**INSTRUCTIONS FOR THE TASK**
Reproduce all of the data below without alteration; exclude every picture.

┌──

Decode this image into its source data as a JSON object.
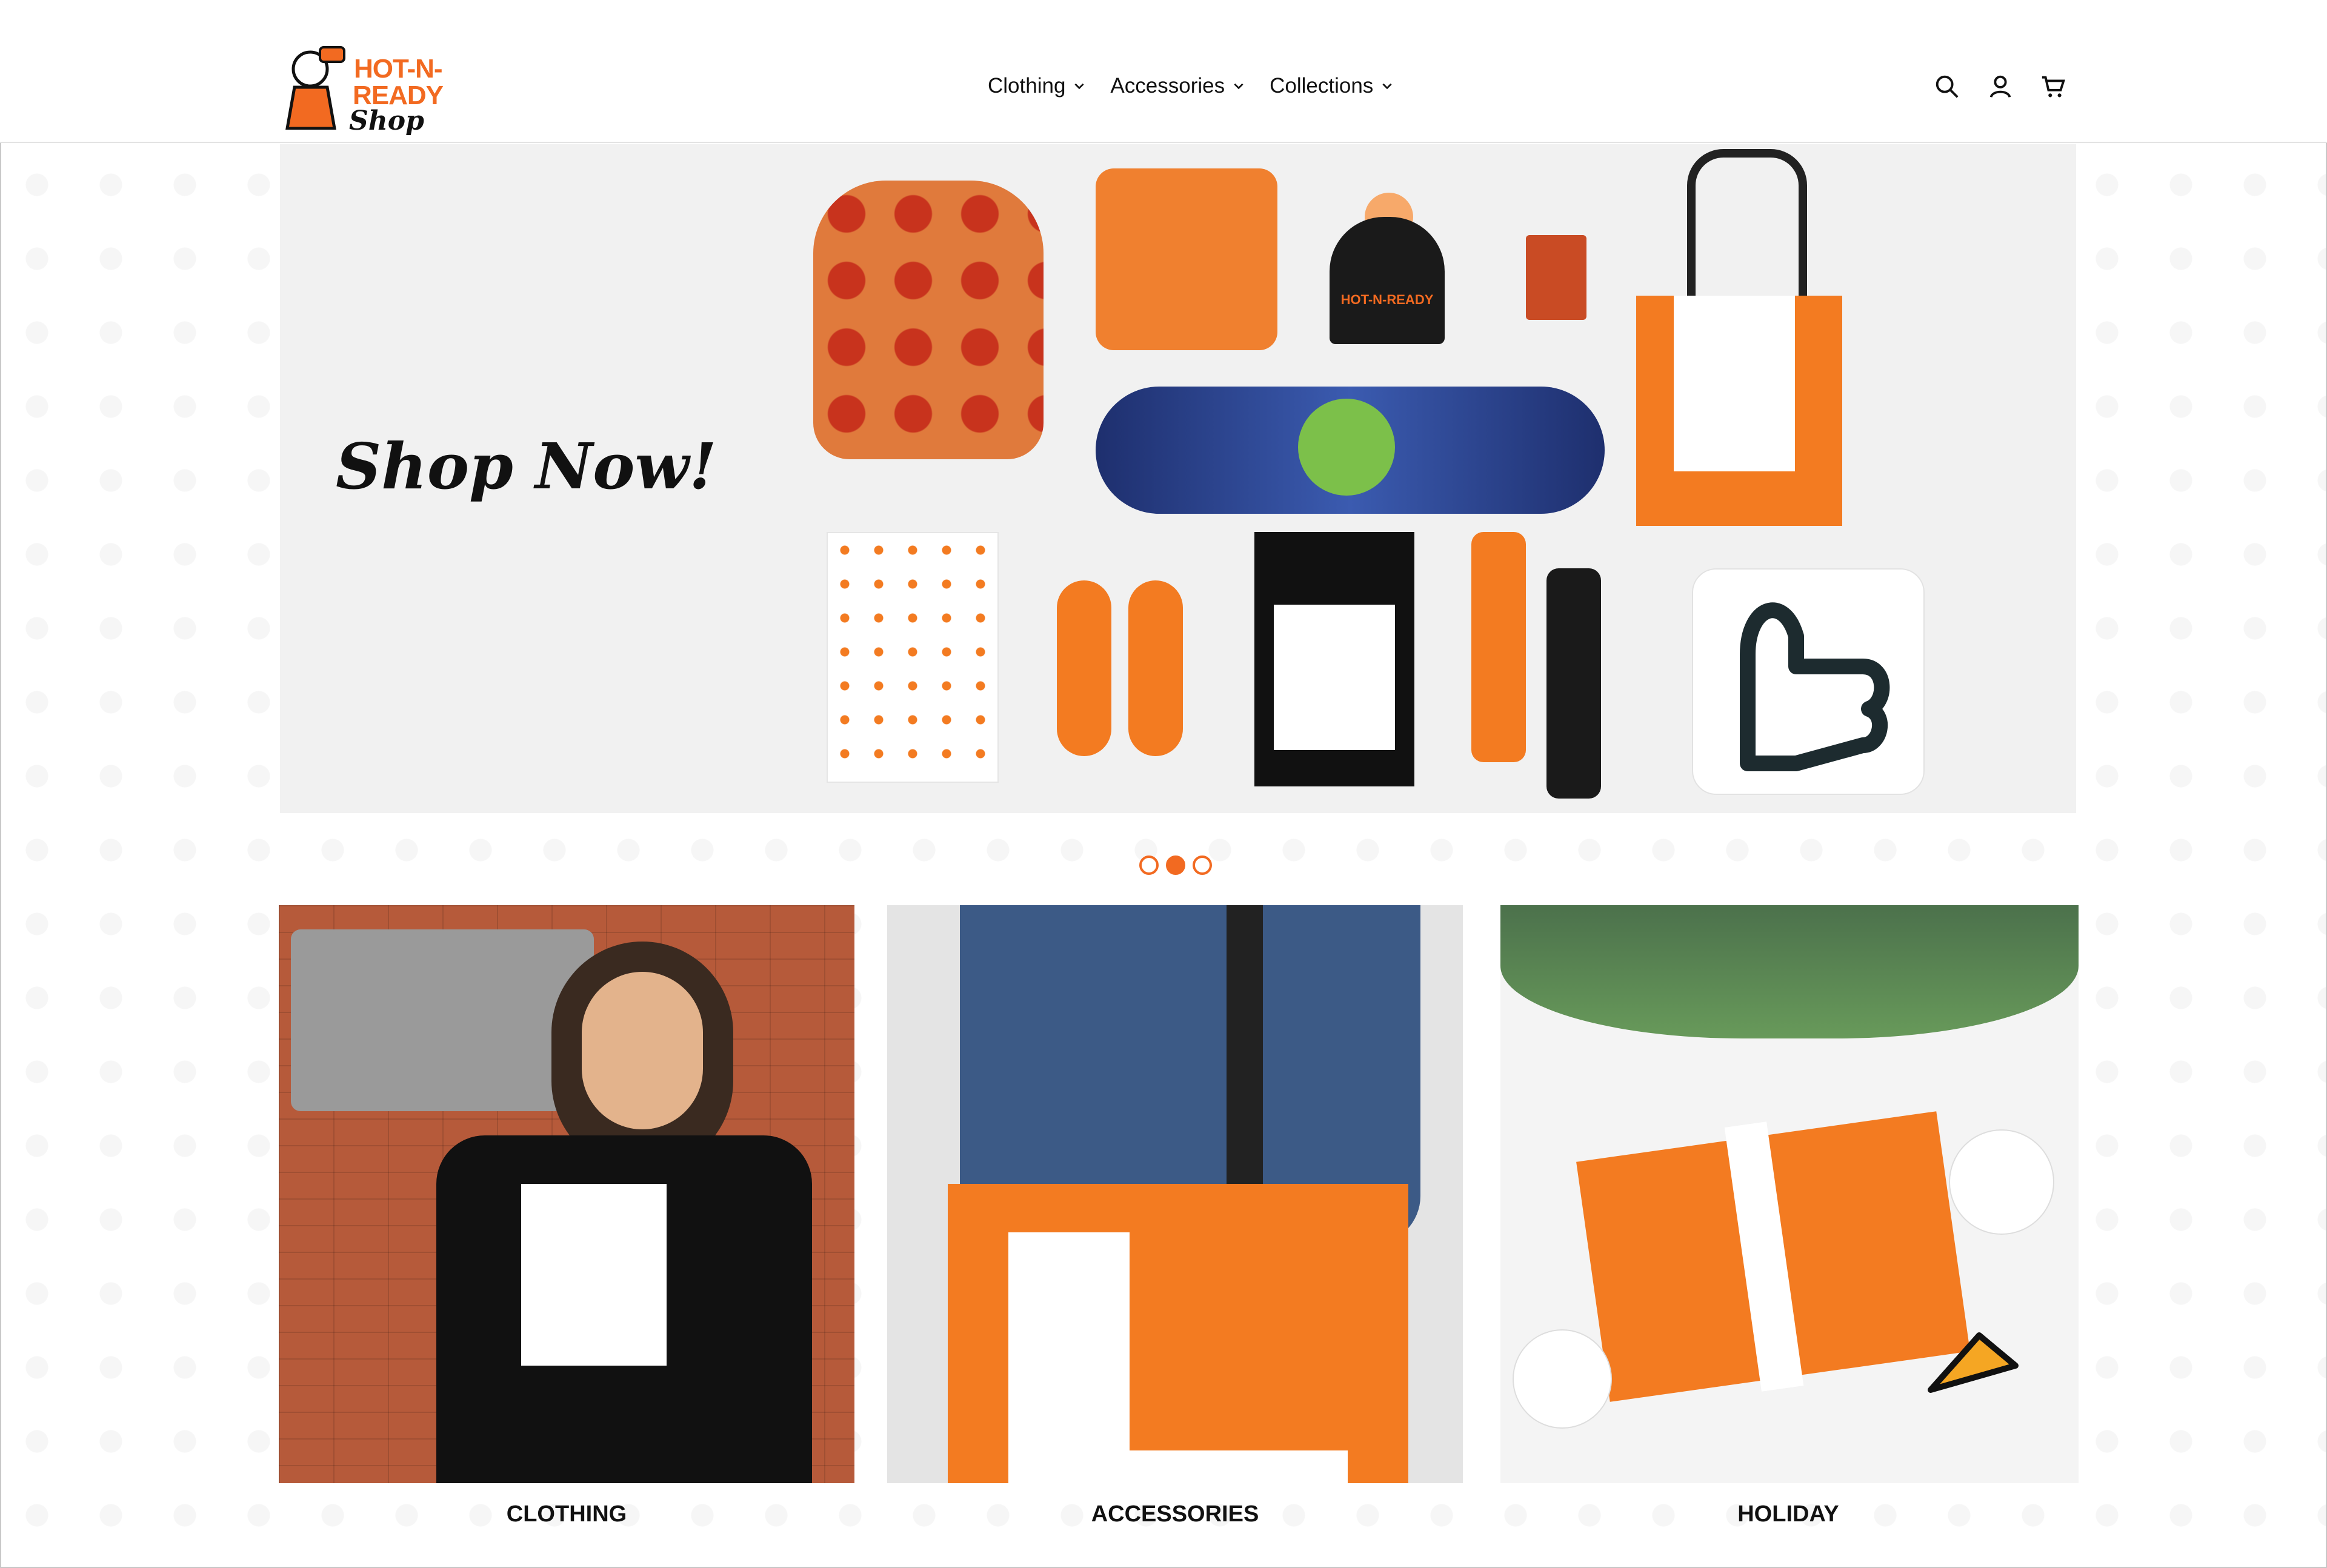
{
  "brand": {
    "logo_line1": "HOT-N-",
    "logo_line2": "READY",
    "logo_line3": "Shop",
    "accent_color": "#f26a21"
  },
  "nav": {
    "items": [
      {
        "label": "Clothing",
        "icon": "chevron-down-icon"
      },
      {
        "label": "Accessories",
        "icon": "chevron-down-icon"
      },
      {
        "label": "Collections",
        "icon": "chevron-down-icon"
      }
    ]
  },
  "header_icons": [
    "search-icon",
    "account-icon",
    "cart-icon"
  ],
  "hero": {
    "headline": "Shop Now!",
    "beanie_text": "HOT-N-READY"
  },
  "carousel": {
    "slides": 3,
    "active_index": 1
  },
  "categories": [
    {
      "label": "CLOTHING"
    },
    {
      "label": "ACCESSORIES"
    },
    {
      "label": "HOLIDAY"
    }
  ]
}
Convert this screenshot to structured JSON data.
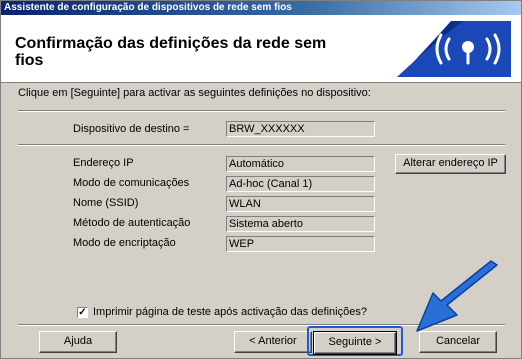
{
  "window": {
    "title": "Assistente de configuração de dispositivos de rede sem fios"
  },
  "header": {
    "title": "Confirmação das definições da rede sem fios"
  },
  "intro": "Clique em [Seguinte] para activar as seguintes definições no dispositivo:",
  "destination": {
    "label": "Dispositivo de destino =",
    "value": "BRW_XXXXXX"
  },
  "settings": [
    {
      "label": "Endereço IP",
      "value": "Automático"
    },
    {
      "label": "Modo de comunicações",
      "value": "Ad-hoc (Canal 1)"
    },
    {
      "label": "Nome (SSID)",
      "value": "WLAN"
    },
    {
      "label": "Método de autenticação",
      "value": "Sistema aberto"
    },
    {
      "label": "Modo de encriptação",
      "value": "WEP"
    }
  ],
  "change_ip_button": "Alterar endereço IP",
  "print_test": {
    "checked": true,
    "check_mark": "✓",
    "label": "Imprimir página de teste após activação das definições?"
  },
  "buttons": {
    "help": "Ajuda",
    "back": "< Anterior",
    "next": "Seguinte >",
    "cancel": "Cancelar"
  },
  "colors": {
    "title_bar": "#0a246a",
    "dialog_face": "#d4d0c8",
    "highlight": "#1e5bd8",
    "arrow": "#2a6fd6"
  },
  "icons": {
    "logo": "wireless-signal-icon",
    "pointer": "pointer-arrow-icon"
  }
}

└──

**OUTPUT FOR THIS EXERCISE**
Decode this image into its source data as a JSON object.
{
  "brand": {
    "logo_line1": "HOT-N-",
    "logo_line2": "READY",
    "logo_line3": "Shop",
    "accent_color": "#f26a21"
  },
  "nav": {
    "items": [
      {
        "label": "Clothing",
        "icon": "chevron-down-icon"
      },
      {
        "label": "Accessories",
        "icon": "chevron-down-icon"
      },
      {
        "label": "Collections",
        "icon": "chevron-down-icon"
      }
    ]
  },
  "header_icons": [
    "search-icon",
    "account-icon",
    "cart-icon"
  ],
  "hero": {
    "headline": "Shop Now!",
    "beanie_text": "HOT-N-READY"
  },
  "carousel": {
    "slides": 3,
    "active_index": 1
  },
  "categories": [
    {
      "label": "CLOTHING"
    },
    {
      "label": "ACCESSORIES"
    },
    {
      "label": "HOLIDAY"
    }
  ]
}
Convert this screenshot to structured JSON data.
{
  "window": {
    "title": "Assistente de configuração de dispositivos de rede sem fios"
  },
  "header": {
    "title": "Confirmação das definições da rede sem fios"
  },
  "intro": "Clique em [Seguinte] para activar as seguintes definições no dispositivo:",
  "destination": {
    "label": "Dispositivo de destino =",
    "value": "BRW_XXXXXX"
  },
  "settings": [
    {
      "label": "Endereço IP",
      "value": "Automático"
    },
    {
      "label": "Modo de comunicações",
      "value": "Ad-hoc (Canal 1)"
    },
    {
      "label": "Nome (SSID)",
      "value": "WLAN"
    },
    {
      "label": "Método de autenticação",
      "value": "Sistema aberto"
    },
    {
      "label": "Modo de encriptação",
      "value": "WEP"
    }
  ],
  "change_ip_button": "Alterar endereço IP",
  "print_test": {
    "checked": true,
    "check_mark": "✓",
    "label": "Imprimir página de teste após activação das definições?"
  },
  "buttons": {
    "help": "Ajuda",
    "back": "< Anterior",
    "next": "Seguinte >",
    "cancel": "Cancelar"
  },
  "colors": {
    "title_bar": "#0a246a",
    "dialog_face": "#d4d0c8",
    "highlight": "#1e5bd8",
    "arrow": "#2a6fd6"
  },
  "icons": {
    "logo": "wireless-signal-icon",
    "pointer": "pointer-arrow-icon"
  }
}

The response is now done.